Return all of the entries word for word, but omit the pictures they contain.

— start RECORD EXTRACTS —

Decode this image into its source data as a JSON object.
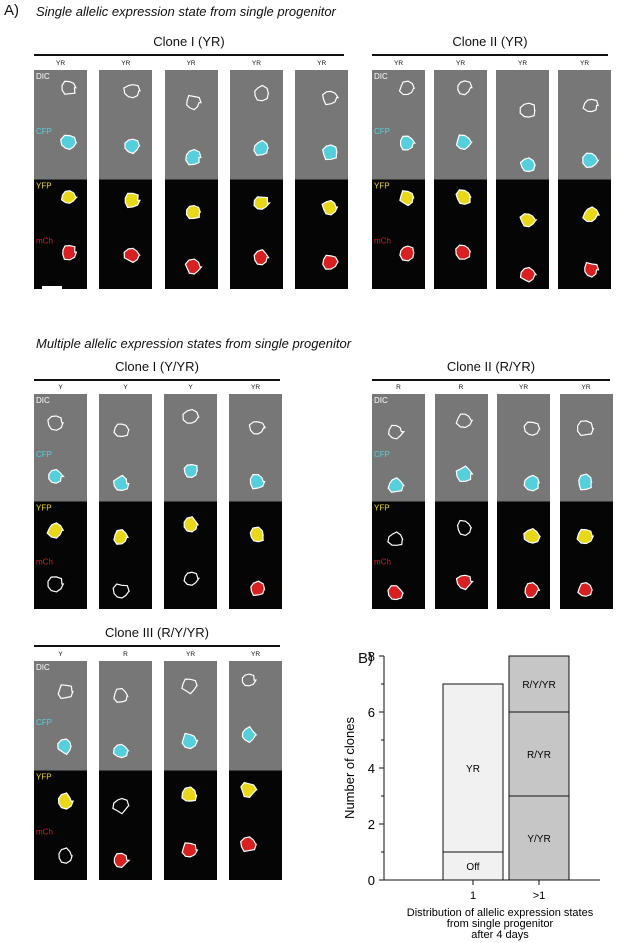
{
  "figure": {
    "panel_a_label": "A)",
    "panel_b_label": "B)",
    "section1_title": "Single allelic expression state from single progenitor",
    "section2_title": "Multiple allelic expression states from single progenitor",
    "channels": [
      "DIC",
      "CFP",
      "YFP",
      "mCh"
    ],
    "colors": {
      "dic_bg": "#777777",
      "cfp": "#55cfdc",
      "yfp": "#e9d81a",
      "mch": "#d82020"
    }
  },
  "clones": [
    {
      "title": "Clone I (YR)",
      "labels": [
        "YR",
        "YR",
        "YR",
        "YR",
        "YR"
      ],
      "yfp": [
        1,
        1,
        1,
        1,
        1
      ],
      "mch": [
        1,
        1,
        1,
        1,
        1
      ]
    },
    {
      "title": "Clone II (YR)",
      "labels": [
        "YR",
        "YR",
        "YR",
        "YR"
      ],
      "yfp": [
        1,
        1,
        1,
        1
      ],
      "mch": [
        1,
        1,
        1,
        1
      ]
    },
    {
      "title": "Clone I (Y/YR)",
      "labels": [
        "Y",
        "Y",
        "Y",
        "YR"
      ],
      "yfp": [
        1,
        1,
        1,
        1
      ],
      "mch": [
        0,
        0,
        0,
        1
      ]
    },
    {
      "title": "Clone II (R/YR)",
      "labels": [
        "R",
        "R",
        "YR",
        "YR"
      ],
      "yfp": [
        0,
        0,
        1,
        1
      ],
      "mch": [
        1,
        1,
        1,
        1
      ]
    },
    {
      "title": "Clone III (R/Y/YR)",
      "labels": [
        "Y",
        "R",
        "YR",
        "YR"
      ],
      "yfp": [
        1,
        0,
        1,
        1
      ],
      "mch": [
        0,
        1,
        1,
        1
      ]
    }
  ],
  "chart_data": {
    "type": "bar",
    "stacked": true,
    "categories": [
      "1",
      ">1"
    ],
    "series": [
      {
        "name": "Off",
        "values": [
          1,
          0
        ],
        "color": "#f1f1f1"
      },
      {
        "name": "YR",
        "values": [
          6,
          0
        ],
        "color": "#f1f1f1"
      },
      {
        "name": "Y/YR",
        "values": [
          0,
          3
        ],
        "color": "#c6c6c6"
      },
      {
        "name": "R/YR",
        "values": [
          0,
          3
        ],
        "color": "#c6c6c6"
      },
      {
        "name": "R/Y/YR",
        "values": [
          0,
          2
        ],
        "color": "#c6c6c6"
      }
    ],
    "ylabel": "Number of clones",
    "xlabel": "Distribution of allelic expression states from single progenitor after 4 days",
    "xlabel_lines": [
      "Distribution of allelic expression states",
      "from single progenitor",
      "after 4 days"
    ],
    "ylim": [
      0,
      8
    ],
    "yticks": [
      0,
      2,
      4,
      6,
      8
    ]
  }
}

— end RECORD EXTRACTS —

> _EXERCISE RESULT_:
Decode this image into its source data as a JSON object.
{
  "figure": {
    "panel_a_label": "A)",
    "panel_b_label": "B)",
    "section1_title": "Single allelic expression state from single progenitor",
    "section2_title": "Multiple allelic expression states from single progenitor",
    "channels": [
      "DIC",
      "CFP",
      "YFP",
      "mCh"
    ],
    "colors": {
      "dic_bg": "#777777",
      "cfp": "#55cfdc",
      "yfp": "#e9d81a",
      "mch": "#d82020"
    }
  },
  "clones": [
    {
      "title": "Clone I (YR)",
      "labels": [
        "YR",
        "YR",
        "YR",
        "YR",
        "YR"
      ],
      "yfp": [
        1,
        1,
        1,
        1,
        1
      ],
      "mch": [
        1,
        1,
        1,
        1,
        1
      ]
    },
    {
      "title": "Clone II (YR)",
      "labels": [
        "YR",
        "YR",
        "YR",
        "YR"
      ],
      "yfp": [
        1,
        1,
        1,
        1
      ],
      "mch": [
        1,
        1,
        1,
        1
      ]
    },
    {
      "title": "Clone I (Y/YR)",
      "labels": [
        "Y",
        "Y",
        "Y",
        "YR"
      ],
      "yfp": [
        1,
        1,
        1,
        1
      ],
      "mch": [
        0,
        0,
        0,
        1
      ]
    },
    {
      "title": "Clone II (R/YR)",
      "labels": [
        "R",
        "R",
        "YR",
        "YR"
      ],
      "yfp": [
        0,
        0,
        1,
        1
      ],
      "mch": [
        1,
        1,
        1,
        1
      ]
    },
    {
      "title": "Clone III (R/Y/YR)",
      "labels": [
        "Y",
        "R",
        "YR",
        "YR"
      ],
      "yfp": [
        1,
        0,
        1,
        1
      ],
      "mch": [
        0,
        1,
        1,
        1
      ]
    }
  ],
  "chart_data": {
    "type": "bar",
    "stacked": true,
    "categories": [
      "1",
      ">1"
    ],
    "series": [
      {
        "name": "Off",
        "values": [
          1,
          0
        ],
        "color": "#f1f1f1"
      },
      {
        "name": "YR",
        "values": [
          6,
          0
        ],
        "color": "#f1f1f1"
      },
      {
        "name": "Y/YR",
        "values": [
          0,
          3
        ],
        "color": "#c6c6c6"
      },
      {
        "name": "R/YR",
        "values": [
          0,
          3
        ],
        "color": "#c6c6c6"
      },
      {
        "name": "R/Y/YR",
        "values": [
          0,
          2
        ],
        "color": "#c6c6c6"
      }
    ],
    "ylabel": "Number of clones",
    "xlabel": "Distribution of allelic expression states from single progenitor after 4 days",
    "xlabel_lines": [
      "Distribution of allelic expression states",
      "from single progenitor",
      "after 4 days"
    ],
    "ylim": [
      0,
      8
    ],
    "yticks": [
      0,
      2,
      4,
      6,
      8
    ]
  }
}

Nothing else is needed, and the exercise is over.